** Begin Data listing **
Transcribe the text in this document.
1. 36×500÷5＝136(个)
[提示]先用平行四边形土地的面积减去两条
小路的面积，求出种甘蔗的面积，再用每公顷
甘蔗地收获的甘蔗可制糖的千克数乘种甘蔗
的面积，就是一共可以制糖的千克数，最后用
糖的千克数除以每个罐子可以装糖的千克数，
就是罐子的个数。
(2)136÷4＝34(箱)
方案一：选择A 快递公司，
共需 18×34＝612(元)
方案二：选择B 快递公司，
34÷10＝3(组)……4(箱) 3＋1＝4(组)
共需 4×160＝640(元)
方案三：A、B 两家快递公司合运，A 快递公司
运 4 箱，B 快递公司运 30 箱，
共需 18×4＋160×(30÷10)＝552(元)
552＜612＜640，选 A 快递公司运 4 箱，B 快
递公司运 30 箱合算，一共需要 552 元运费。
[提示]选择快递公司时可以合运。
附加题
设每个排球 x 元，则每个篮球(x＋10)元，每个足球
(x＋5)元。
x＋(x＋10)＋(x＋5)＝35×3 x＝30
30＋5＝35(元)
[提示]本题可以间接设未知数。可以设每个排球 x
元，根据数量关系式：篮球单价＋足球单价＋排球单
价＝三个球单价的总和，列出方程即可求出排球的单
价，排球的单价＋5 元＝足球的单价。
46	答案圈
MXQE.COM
** End Data listing **
■ Task
Every line containing the string "快递公司运" must be listed.

■ Complete output
运 4 箱，B 快递公司运 30 箱，
552＜612＜640，选 A 快递公司运 4 箱，B 快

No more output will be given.